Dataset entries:
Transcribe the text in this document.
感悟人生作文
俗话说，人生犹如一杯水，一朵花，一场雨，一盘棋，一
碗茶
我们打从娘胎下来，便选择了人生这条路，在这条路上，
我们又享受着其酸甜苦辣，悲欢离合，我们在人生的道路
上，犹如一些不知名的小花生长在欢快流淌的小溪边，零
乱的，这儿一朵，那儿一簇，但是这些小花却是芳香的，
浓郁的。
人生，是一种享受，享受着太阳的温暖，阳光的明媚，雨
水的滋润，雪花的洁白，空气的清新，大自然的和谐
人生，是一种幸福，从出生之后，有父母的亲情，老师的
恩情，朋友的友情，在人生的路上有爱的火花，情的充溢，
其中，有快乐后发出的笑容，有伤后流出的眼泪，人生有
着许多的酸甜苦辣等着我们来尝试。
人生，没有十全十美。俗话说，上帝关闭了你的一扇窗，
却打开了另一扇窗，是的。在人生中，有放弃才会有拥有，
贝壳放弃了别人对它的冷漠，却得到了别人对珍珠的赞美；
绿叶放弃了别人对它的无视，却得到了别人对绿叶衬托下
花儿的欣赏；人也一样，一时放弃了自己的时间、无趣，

> Task prompt
Please quote every record above exactly as it appears.

> Response
Transcribe the text in this document.
感悟人生作文
俗话说，人生犹如一杯水，一朵花，一场雨，一盘棋，一
碗茶
我们打从娘胎下来，便选择了人生这条路，在这条路上，
我们又享受着其酸甜苦辣，悲欢离合，我们在人生的道路
上，犹如一些不知名的小花生长在欢快流淌的小溪边，零
乱的，这儿一朵，那儿一簇，但是这些小花却是芳香的，
浓郁的。
人生，是一种享受，享受着太阳的温暖，阳光的明媚，雨
水的滋润，雪花的洁白，空气的清新，大自然的和谐
人生，是一种幸福，从出生之后，有父母的亲情，老师的
恩情，朋友的友情，在人生的路上有爱的火花，情的充溢，
其中，有快乐后发出的笑容，有伤后流出的眼泪，人生有
着许多的酸甜苦辣等着我们来尝试。
人生，没有十全十美。俗话说，上帝关闭了你的一扇窗，
却打开了另一扇窗，是的。在人生中，有放弃才会有拥有，
贝壳放弃了别人对它的冷漠，却得到了别人对珍珠的赞美；
绿叶放弃了别人对它的无视，却得到了别人对绿叶衬托下
花儿的欣赏；人也一样，一时放弃了自己的时间、无趣，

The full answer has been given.